BRIEF:
Using the data below, copy each line that includes the word "insano".

Records excerpted from a collection
==============================

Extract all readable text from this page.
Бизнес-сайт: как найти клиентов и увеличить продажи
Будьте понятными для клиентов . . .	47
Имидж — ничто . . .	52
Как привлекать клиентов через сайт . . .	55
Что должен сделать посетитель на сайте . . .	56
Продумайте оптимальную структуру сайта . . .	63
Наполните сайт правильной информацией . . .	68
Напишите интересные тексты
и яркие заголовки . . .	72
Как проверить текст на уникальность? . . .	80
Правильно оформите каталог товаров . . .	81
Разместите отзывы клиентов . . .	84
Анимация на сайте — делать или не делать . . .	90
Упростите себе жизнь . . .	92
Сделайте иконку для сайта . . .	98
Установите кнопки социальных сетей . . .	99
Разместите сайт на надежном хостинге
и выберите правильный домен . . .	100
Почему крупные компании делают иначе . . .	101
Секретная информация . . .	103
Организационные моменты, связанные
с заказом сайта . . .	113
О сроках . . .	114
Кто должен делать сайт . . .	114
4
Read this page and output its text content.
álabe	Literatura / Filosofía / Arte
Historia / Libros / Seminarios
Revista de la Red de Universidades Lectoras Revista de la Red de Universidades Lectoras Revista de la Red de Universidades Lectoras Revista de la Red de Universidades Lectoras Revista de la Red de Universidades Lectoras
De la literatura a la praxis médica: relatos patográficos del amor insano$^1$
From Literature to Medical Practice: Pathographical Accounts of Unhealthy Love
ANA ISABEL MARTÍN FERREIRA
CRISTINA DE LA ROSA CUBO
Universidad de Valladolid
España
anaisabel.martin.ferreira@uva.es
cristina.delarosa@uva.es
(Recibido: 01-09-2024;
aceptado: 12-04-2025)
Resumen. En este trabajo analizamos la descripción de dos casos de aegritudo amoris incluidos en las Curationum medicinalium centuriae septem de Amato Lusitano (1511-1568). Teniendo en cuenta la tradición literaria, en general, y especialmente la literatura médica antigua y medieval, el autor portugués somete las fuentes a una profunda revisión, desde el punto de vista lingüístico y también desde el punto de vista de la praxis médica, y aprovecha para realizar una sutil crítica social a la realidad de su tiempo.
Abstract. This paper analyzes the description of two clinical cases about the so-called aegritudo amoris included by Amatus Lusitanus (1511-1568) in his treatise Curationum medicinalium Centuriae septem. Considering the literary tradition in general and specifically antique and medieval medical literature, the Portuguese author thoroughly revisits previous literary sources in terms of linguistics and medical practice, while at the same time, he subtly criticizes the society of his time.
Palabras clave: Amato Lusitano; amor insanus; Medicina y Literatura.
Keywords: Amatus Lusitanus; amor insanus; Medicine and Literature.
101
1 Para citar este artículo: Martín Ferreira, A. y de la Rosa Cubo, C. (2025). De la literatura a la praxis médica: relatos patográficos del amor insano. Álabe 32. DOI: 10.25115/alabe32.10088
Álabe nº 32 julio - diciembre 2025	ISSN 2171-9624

==============================

FULL SOLUTION:
De la literatura a la praxis médica: relatos patográficos del amor insano$^1$
1 Para citar este artículo: Martín Ferreira, A. y de la Rosa Cubo, C. (2025). De la literatura a la praxis médica: relatos patográficos del amor insano. Álabe 32. DOI: 10.25115/alabe32.10088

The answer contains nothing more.